[START OF Task input]
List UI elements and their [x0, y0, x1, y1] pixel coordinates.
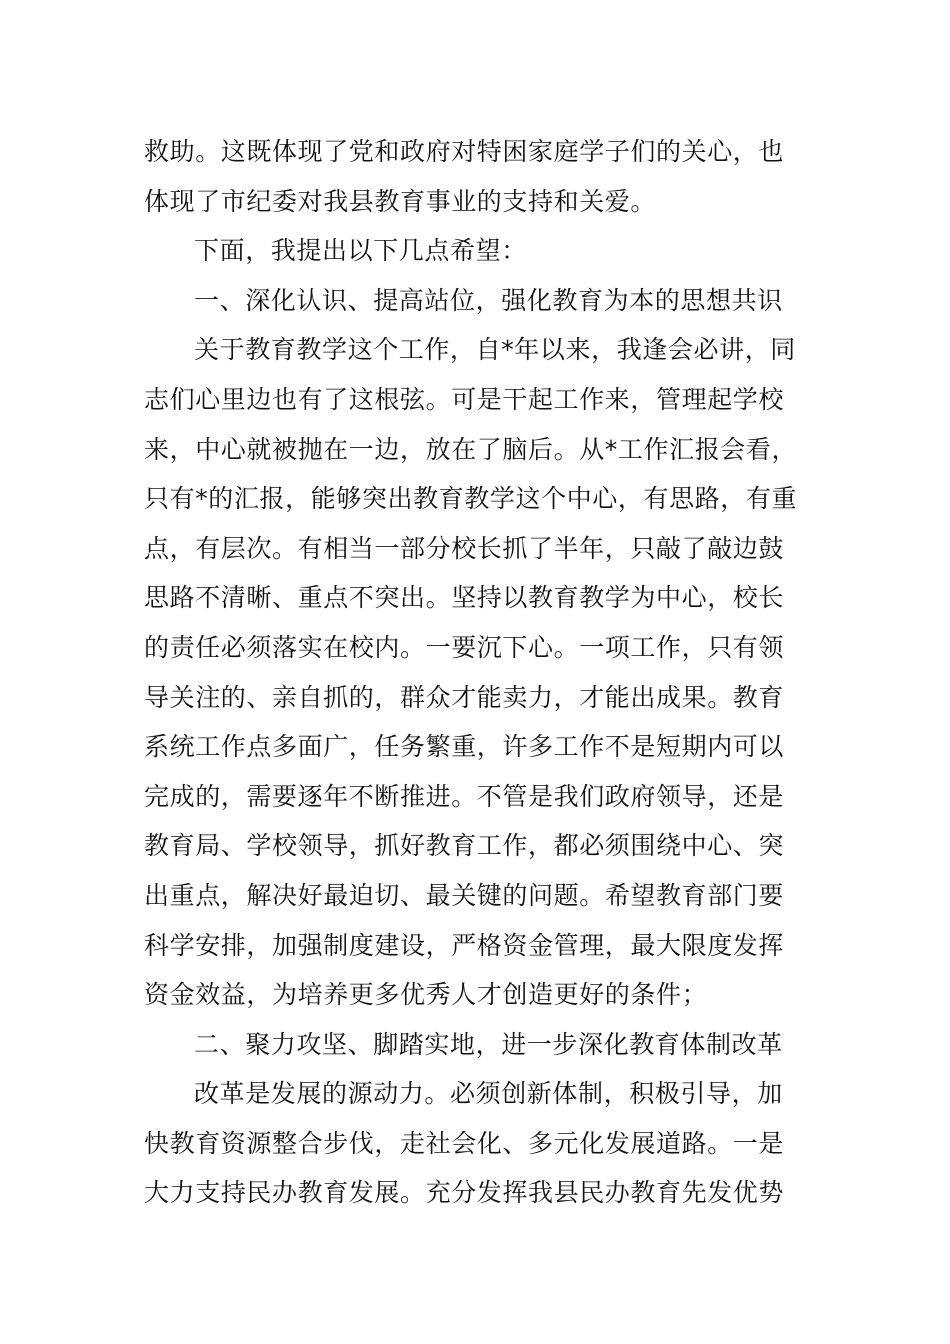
text-line: 只有*的汇报，能够突出教育教学这个中心，有思路，有重: [144, 484, 798, 514]
text-line: 导关注的、亲自抓的，群众才能卖力，才能出成果。教育: [144, 682, 785, 712]
text-line: 体现了市纪委对我县教育事业的支持和关爱。: [144, 186, 657, 216]
text-line: 点，有层次。有相当一部分校长抓了半年，只敲了敲边鼓: [144, 533, 785, 563]
paragraph-start-line: 改革是发展的源动力。必须创新体制，积极引导，加: [194, 1079, 783, 1109]
section-heading-1: 一、深化认识、提高站位，强化教育为本的思想共识: [194, 285, 783, 315]
text-line: 科学安排，加强制度建设，严格资金管理，最大限度发挥: [144, 930, 785, 960]
text-line: 大力支持民办教育发展。充分发挥我县民办教育先发优势: [144, 1178, 785, 1208]
text-line: 的责任必须落实在校内。一要沉下心。一项工作，只有领: [144, 632, 785, 662]
text-line: 完成的，需要逐年不断推进。不管是我们政府领导，还是: [144, 781, 785, 811]
text-line: 来，中心就被抛在一边，放在了脑后。从*工作汇报会看，: [144, 434, 798, 464]
text-line: 思路不清晰、重点不突出。坚持以教育教学为中心，校长: [144, 583, 785, 613]
text-line: 资金效益，为培养更多优秀人才创造更好的条件；: [144, 980, 708, 1010]
text-line: 志们心里边也有了这根弦。可是干起工作来，管理起学校: [144, 384, 785, 414]
text-line: 救助。这既体现了党和政府对特困家庭学子们的关心，也: [144, 137, 785, 166]
text-line: 系统工作点多面广，任务繁重，许多工作不是短期内可以: [144, 732, 785, 762]
section-heading-2: 二、聚力攻坚、脚踏实地，进一步深化教育体制改革: [194, 1029, 783, 1059]
text-line: 教育局、学校领导，抓好教育工作，都必须围绕中心、突: [144, 831, 785, 861]
document-body: [144, 127, 808, 1218]
text-line: 快教育资源整合步伐，走社会化、多元化发展道路。一是: [144, 1128, 785, 1158]
text-line: 出重点，解决好最迫切、最关键的问题。希望教育部门要: [144, 880, 785, 910]
paragraph-start-line: 关于教育教学这个工作，自*年以来，我逢会必讲，同: [194, 335, 796, 365]
paragraph-start-line: 下面，我提出以下几点希望：: [194, 236, 527, 266]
[END OF Task input]
[Exercise prompt]
Lay out the entries as a Markdown table with the columns Row and Line. Start at the line containing "text-line: 只有*的汇报，能够突出教育教学这个中心，有思路，有重: [144, 484, 798, 514]", go on through the last line of the entries, and skip any blank lines.

[Solution for this exercise]
| Row | Line |
|---|---|
| 1 | text-line: 只有*的汇报，能够突出教育教学这个中心，有思路，有重: [144, 484, 798, 514] |
| 2 | text-line: 导关注的、亲自抓的，群众才能卖力，才能出成果。教育: [144, 682, 785, 712] |
| 3 | text-line: 体现了市纪委对我县教育事业的支持和关爱。: [144, 186, 657, 216] |
| 4 | text-line: 点，有层次。有相当一部分校长抓了半年，只敲了敲边鼓: [144, 533, 785, 563] |
| 5 | paragraph-start-line: 改革是发展的源动力。必须创新体制，积极引导，加: [194, 1079, 783, 1109] |
| 6 | section-heading-1: 一、深化认识、提高站位，强化教育为本的思想共识: [194, 285, 783, 315] |
| 7 | text-line: 科学安排，加强制度建设，严格资金管理，最大限度发挥: [144, 930, 785, 960] |
| 8 | text-line: 大力支持民办教育发展。充分发挥我县民办教育先发优势: [144, 1178, 785, 1208] |
| 9 | text-line: 的责任必须落实在校内。一要沉下心。一项工作，只有领: [144, 632, 785, 662] |
| 10 | text-line: 完成的，需要逐年不断推进。不管是我们政府领导，还是: [144, 781, 785, 811] |
| 11 | text-line: 来，中心就被抛在一边，放在了脑后。从*工作汇报会看，: [144, 434, 798, 464] |
| 12 | text-line: 思路不清晰、重点不突出。坚持以教育教学为中心，校长: [144, 583, 785, 613] |
| 13 | text-line: 资金效益，为培养更多优秀人才创造更好的条件；: [144, 980, 708, 1010] |
| 14 | text-line: 志们心里边也有了这根弦。可是干起工作来，管理起学校: [144, 384, 785, 414] |
| 15 | text-line: 救助。这既体现了党和政府对特困家庭学子们的关心，也: [144, 137, 785, 166] |
| 16 | text-line: 系统工作点多面广，任务繁重，许多工作不是短期内可以: [144, 732, 785, 762] |
| 17 | section-heading-2: 二、聚力攻坚、脚踏实地，进一步深化教育体制改革: [194, 1029, 783, 1059] |
| 18 | text-line: 教育局、学校领导，抓好教育工作，都必须围绕中心、突: [144, 831, 785, 861] |
| 19 | document-body: [144, 127, 808, 1218] |
| 20 | text-line: 快教育资源整合步伐，走社会化、多元化发展道路。一是: [144, 1128, 785, 1158] |
| 21 | text-line: 出重点，解决好最迫切、最关键的问题。希望教育部门要: [144, 880, 785, 910] |
| 22 | paragraph-start-line: 关于教育教学这个工作，自*年以来，我逢会必讲，同: [194, 335, 796, 365] |
| 23 | paragraph-start-line: 下面，我提出以下几点希望：: [194, 236, 527, 266] |